▶ REQUEST:
In the entries below, find every line with "title" and copy it.

Structured figure records:
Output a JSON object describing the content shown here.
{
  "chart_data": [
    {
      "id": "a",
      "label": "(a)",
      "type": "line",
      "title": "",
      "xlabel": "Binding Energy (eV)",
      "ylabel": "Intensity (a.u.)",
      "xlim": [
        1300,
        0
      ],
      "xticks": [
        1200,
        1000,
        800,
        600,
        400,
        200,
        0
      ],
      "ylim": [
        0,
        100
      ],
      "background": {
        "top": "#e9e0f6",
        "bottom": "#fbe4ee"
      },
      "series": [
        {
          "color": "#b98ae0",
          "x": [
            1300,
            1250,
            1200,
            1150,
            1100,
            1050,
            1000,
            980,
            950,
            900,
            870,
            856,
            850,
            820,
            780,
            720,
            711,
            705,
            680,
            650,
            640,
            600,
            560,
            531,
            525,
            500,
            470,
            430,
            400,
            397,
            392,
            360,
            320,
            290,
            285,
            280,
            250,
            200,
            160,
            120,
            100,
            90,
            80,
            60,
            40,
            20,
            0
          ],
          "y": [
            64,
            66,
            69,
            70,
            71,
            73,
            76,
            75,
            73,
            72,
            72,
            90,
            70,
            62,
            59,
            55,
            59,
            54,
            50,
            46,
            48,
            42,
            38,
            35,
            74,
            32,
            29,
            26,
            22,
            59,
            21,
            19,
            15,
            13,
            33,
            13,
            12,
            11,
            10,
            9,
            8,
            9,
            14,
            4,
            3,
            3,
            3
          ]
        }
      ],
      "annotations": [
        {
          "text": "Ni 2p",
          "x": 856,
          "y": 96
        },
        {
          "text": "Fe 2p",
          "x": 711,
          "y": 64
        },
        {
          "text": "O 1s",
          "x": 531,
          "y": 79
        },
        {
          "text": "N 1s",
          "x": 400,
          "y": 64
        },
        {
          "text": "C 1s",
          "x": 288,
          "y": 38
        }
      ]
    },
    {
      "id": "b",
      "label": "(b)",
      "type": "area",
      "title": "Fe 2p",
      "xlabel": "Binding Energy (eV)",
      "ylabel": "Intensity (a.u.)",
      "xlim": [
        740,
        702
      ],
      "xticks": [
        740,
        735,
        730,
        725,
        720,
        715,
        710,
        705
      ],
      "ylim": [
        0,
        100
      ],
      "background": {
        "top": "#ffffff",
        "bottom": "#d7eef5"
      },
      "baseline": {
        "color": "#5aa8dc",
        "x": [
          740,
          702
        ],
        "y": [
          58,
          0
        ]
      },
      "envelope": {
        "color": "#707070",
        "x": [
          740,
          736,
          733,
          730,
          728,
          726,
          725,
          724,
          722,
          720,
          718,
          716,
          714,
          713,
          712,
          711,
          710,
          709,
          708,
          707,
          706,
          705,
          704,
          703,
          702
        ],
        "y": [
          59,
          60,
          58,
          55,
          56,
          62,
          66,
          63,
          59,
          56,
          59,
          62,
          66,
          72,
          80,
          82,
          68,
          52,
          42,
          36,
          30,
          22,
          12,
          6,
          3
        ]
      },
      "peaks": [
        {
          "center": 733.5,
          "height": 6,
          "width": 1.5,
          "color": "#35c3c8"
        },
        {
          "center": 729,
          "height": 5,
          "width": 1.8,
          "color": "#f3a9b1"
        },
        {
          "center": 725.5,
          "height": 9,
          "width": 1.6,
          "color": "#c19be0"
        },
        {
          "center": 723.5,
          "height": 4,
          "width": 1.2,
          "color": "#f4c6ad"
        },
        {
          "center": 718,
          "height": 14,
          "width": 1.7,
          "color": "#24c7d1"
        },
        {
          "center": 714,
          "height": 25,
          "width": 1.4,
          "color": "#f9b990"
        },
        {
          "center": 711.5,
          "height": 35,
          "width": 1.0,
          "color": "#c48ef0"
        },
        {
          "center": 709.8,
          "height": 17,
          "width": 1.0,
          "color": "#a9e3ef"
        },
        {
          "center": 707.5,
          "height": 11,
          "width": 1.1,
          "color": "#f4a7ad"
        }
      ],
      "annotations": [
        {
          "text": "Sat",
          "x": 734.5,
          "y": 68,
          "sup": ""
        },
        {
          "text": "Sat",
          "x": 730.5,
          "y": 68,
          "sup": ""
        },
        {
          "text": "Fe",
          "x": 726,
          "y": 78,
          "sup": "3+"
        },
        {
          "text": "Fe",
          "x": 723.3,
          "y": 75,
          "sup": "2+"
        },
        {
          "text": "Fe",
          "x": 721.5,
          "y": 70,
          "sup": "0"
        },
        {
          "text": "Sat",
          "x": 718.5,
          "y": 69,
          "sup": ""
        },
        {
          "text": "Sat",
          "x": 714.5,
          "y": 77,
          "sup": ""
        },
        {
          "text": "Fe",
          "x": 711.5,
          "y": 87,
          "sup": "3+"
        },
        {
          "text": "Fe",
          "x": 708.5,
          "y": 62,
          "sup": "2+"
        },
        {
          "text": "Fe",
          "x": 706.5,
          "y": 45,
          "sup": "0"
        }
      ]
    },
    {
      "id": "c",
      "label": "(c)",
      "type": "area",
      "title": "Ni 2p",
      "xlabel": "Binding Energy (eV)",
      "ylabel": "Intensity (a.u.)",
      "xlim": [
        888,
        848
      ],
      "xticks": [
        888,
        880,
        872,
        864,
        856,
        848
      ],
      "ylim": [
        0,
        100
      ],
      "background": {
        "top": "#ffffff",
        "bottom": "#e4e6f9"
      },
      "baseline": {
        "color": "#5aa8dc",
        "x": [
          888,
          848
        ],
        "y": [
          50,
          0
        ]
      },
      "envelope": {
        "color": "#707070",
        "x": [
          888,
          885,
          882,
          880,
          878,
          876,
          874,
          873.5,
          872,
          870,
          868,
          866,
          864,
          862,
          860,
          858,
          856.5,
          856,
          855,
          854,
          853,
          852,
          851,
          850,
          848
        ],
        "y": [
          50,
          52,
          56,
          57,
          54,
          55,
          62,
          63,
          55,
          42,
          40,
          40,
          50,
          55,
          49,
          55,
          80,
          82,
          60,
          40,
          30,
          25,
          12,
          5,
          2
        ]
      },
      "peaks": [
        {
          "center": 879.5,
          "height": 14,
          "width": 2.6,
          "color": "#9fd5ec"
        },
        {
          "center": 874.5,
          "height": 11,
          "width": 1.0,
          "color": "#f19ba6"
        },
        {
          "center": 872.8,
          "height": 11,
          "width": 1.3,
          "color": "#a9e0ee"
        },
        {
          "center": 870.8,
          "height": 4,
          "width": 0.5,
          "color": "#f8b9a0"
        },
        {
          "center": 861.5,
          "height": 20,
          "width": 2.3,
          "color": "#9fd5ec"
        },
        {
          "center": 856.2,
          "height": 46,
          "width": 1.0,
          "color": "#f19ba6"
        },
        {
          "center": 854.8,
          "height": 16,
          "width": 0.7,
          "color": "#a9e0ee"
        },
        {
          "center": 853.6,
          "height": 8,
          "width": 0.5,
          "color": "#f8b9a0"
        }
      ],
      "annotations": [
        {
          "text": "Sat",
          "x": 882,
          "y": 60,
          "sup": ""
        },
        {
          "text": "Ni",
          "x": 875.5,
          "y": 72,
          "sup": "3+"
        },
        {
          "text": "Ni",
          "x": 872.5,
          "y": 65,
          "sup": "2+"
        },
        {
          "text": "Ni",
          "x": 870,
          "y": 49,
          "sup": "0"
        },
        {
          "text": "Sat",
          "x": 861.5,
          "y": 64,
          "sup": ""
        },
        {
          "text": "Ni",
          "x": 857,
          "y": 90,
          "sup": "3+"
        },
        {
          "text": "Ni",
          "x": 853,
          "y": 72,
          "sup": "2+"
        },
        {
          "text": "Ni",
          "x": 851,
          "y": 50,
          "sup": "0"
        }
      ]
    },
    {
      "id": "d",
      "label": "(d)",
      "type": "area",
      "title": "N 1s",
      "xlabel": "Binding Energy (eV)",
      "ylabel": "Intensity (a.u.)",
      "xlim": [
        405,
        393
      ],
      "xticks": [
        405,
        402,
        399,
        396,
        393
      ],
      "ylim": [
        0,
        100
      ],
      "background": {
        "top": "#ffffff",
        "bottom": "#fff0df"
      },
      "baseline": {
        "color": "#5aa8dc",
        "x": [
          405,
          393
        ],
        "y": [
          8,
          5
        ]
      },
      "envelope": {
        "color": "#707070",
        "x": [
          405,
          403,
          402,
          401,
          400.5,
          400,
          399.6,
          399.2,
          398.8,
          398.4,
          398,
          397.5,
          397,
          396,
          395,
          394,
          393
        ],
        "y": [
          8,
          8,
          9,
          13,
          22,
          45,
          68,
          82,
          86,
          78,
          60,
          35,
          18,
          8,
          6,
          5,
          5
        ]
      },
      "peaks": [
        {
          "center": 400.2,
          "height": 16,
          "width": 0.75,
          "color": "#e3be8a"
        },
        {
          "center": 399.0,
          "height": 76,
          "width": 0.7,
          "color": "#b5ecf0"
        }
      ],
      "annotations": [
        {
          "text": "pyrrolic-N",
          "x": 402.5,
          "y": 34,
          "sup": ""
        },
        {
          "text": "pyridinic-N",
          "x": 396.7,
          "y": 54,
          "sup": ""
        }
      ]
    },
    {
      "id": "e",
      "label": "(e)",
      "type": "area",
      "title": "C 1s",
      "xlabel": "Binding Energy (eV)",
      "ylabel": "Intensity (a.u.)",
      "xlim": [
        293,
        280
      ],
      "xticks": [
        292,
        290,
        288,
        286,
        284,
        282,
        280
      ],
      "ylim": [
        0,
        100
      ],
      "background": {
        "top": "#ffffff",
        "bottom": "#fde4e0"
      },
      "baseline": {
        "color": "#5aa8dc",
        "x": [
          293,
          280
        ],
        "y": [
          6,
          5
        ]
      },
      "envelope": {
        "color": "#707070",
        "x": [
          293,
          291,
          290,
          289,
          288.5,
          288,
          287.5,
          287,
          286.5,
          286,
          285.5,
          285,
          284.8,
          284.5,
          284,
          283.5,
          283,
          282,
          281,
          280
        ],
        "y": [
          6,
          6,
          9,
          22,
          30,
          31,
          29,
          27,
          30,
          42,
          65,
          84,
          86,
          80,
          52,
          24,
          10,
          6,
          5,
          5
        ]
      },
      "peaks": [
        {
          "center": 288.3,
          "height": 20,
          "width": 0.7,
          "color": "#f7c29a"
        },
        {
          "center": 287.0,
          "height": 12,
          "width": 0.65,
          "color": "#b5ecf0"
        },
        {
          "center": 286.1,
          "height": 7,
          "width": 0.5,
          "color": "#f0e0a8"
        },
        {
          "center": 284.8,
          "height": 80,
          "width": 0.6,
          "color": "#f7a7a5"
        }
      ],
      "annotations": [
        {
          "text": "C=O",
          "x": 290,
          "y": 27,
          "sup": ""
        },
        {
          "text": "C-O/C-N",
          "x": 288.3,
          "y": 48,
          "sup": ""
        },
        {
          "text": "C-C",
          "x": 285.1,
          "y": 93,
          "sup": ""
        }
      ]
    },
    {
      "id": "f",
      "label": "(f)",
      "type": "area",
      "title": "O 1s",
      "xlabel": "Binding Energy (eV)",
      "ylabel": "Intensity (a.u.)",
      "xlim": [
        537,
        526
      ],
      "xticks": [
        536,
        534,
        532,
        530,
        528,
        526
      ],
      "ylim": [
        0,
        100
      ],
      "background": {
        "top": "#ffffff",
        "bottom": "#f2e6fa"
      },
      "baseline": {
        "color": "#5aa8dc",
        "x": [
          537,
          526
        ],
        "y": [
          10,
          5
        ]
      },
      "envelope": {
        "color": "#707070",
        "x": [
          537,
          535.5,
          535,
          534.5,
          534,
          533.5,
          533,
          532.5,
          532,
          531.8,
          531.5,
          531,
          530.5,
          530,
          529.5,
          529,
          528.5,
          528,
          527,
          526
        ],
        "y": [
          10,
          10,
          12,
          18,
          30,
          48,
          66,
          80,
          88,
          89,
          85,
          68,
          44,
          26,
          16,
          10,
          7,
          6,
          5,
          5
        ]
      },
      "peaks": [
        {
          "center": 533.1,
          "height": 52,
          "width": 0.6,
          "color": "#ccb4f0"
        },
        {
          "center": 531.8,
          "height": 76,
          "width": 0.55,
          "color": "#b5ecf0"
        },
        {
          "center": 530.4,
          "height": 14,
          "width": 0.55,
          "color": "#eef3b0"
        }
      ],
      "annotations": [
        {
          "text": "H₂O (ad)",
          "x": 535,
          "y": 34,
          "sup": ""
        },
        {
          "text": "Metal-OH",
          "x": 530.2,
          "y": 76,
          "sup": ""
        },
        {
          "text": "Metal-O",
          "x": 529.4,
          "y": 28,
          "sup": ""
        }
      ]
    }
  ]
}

▶ REPLY TO THE EXERCISE:
      "title": "",
      "title": "Fe 2p",
      "title": "Ni 2p",
      "title": "N 1s",
      "title": "C 1s",
      "title": "O 1s",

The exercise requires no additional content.